Please output every line of the material as it stands, without the pictures.

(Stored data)
★ ★ ★ ★ ★ ★ ★

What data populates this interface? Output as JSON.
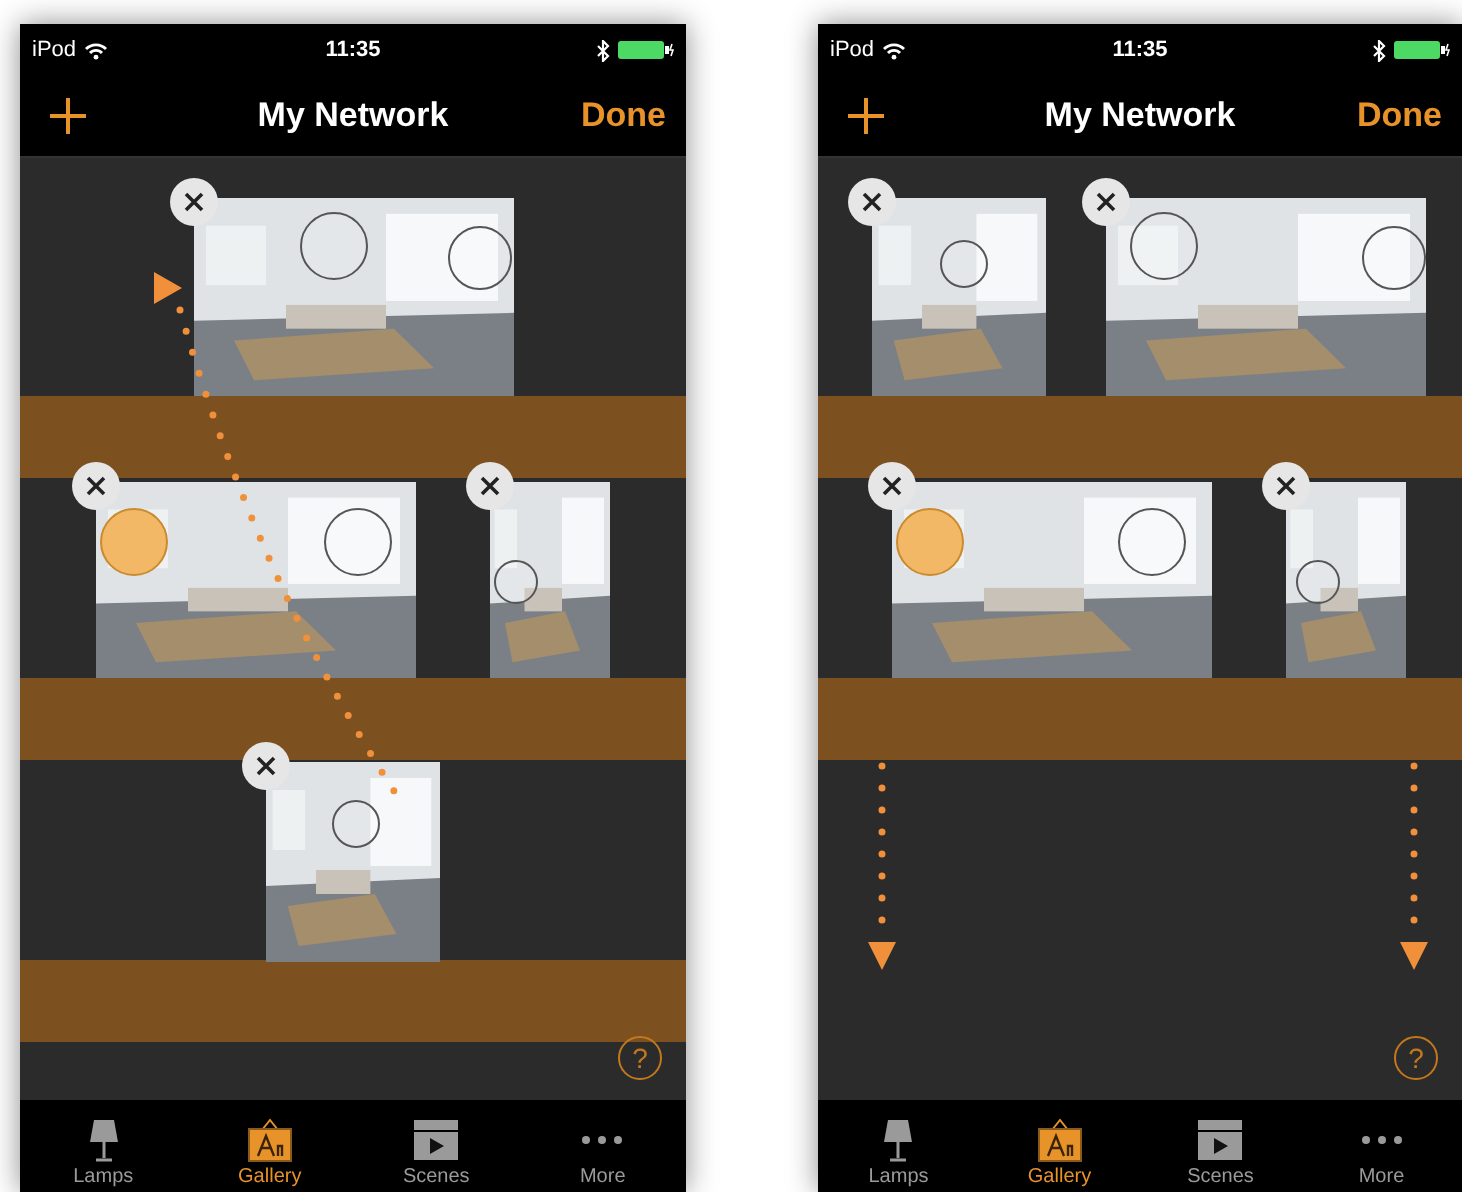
{
  "phones": [
    {
      "status_bar": {
        "carrier": "iPod",
        "time": "11:35"
      },
      "nav_bar": {
        "title": "My Network",
        "done": "Done"
      },
      "help": "?",
      "tabs": [
        {
          "label": "Lamps",
          "selected": false
        },
        {
          "label": "Gallery",
          "selected": true
        },
        {
          "label": "Scenes",
          "selected": false
        },
        {
          "label": "More",
          "selected": false
        }
      ]
    },
    {
      "status_bar": {
        "carrier": "iPod",
        "time": "11:35"
      },
      "nav_bar": {
        "title": "My Network",
        "done": "Done"
      },
      "help": "?",
      "tabs": [
        {
          "label": "Lamps",
          "selected": false
        },
        {
          "label": "Gallery",
          "selected": true
        },
        {
          "label": "Scenes",
          "selected": false
        },
        {
          "label": "More",
          "selected": false
        }
      ]
    }
  ]
}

★ ★ ★ ★ ★ ★ ★

■ Exercise output
What data populates this interface? Output as JSON.
{
  "phones": [
    {
      "status_bar": {
        "carrier": "iPod",
        "time": "11:35"
      },
      "nav_bar": {
        "title": "My Network",
        "done": "Done"
      },
      "help": "?",
      "tabs": [
        {
          "label": "Lamps",
          "selected": false
        },
        {
          "label": "Gallery",
          "selected": true
        },
        {
          "label": "Scenes",
          "selected": false
        },
        {
          "label": "More",
          "selected": false
        }
      ]
    },
    {
      "status_bar": {
        "carrier": "iPod",
        "time": "11:35"
      },
      "nav_bar": {
        "title": "My Network",
        "done": "Done"
      },
      "help": "?",
      "tabs": [
        {
          "label": "Lamps",
          "selected": false
        },
        {
          "label": "Gallery",
          "selected": true
        },
        {
          "label": "Scenes",
          "selected": false
        },
        {
          "label": "More",
          "selected": false
        }
      ]
    }
  ]
}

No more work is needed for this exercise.